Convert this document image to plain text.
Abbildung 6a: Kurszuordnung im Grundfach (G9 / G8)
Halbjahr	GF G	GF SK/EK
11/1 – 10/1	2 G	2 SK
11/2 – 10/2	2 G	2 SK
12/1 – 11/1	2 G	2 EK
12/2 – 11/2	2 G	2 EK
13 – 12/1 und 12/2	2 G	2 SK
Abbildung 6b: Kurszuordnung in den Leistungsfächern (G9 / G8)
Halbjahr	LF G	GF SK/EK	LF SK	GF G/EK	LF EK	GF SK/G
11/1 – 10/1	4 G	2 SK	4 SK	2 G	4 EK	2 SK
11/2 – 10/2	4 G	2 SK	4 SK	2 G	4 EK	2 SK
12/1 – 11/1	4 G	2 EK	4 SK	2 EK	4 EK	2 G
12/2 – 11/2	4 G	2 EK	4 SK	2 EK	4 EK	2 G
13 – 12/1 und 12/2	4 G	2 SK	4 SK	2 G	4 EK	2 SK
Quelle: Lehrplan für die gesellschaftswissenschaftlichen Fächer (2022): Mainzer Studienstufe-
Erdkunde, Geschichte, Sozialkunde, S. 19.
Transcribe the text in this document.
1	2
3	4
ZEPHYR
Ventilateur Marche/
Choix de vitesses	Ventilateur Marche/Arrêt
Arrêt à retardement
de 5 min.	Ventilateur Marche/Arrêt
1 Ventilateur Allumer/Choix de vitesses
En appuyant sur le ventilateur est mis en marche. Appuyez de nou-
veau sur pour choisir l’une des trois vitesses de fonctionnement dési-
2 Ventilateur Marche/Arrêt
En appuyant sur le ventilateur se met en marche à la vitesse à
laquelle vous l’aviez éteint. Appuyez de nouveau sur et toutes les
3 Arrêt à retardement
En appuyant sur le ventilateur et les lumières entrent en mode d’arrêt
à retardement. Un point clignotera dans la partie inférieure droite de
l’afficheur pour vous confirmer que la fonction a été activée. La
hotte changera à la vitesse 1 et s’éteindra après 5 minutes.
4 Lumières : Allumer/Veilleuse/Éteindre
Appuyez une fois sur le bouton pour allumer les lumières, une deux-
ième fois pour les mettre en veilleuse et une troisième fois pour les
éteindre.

----------

#### PROBLEM DETAILS
Return the whole listing exactly, with every line included.

#### SOLUTION TO THE EXERCISE
Convert this document image to plain text.
Abbildung 6a: Kurszuordnung im Grundfach (G9 / G8)
Halbjahr	GF G	GF SK/EK
11/1 – 10/1	2 G	2 SK
11/2 – 10/2	2 G	2 SK
12/1 – 11/1	2 G	2 EK
12/2 – 11/2	2 G	2 EK
13 – 12/1 und 12/2	2 G	2 SK
Abbildung 6b: Kurszuordnung in den Leistungsfächern (G9 / G8)
Halbjahr	LF G	GF SK/EK	LF SK	GF G/EK	LF EK	GF SK/G
11/1 – 10/1	4 G	2 SK	4 SK	2 G	4 EK	2 SK
11/2 – 10/2	4 G	2 SK	4 SK	2 G	4 EK	2 SK
12/1 – 11/1	4 G	2 EK	4 SK	2 EK	4 EK	2 G
12/2 – 11/2	4 G	2 EK	4 SK	2 EK	4 EK	2 G
13 – 12/1 und 12/2	4 G	2 SK	4 SK	2 G	4 EK	2 SK
Quelle: Lehrplan für die gesellschaftswissenschaftlichen Fächer (2022): Mainzer Studienstufe-
Erdkunde, Geschichte, Sozialkunde, S. 19.
Transcribe the text in this document.
1	2
3	4
ZEPHYR
Ventilateur Marche/
Choix de vitesses	Ventilateur Marche/Arrêt
Arrêt à retardement
de 5 min.	Ventilateur Marche/Arrêt
1 Ventilateur Allumer/Choix de vitesses
En appuyant sur le ventilateur est mis en marche. Appuyez de nou-
veau sur pour choisir l’une des trois vitesses de fonctionnement dési-
2 Ventilateur Marche/Arrêt
En appuyant sur le ventilateur se met en marche à la vitesse à
laquelle vous l’aviez éteint. Appuyez de nouveau sur et toutes les
3 Arrêt à retardement
En appuyant sur le ventilateur et les lumières entrent en mode d’arrêt
à retardement. Un point clignotera dans la partie inférieure droite de
l’afficheur pour vous confirmer que la fonction a été activée. La
hotte changera à la vitesse 1 et s’éteindra après 5 minutes.
4 Lumières : Allumer/Veilleuse/Éteindre
Appuyez une fois sur le bouton pour allumer les lumières, une deux-
ième fois pour les mettre en veilleuse et une troisième fois pour les
éteindre.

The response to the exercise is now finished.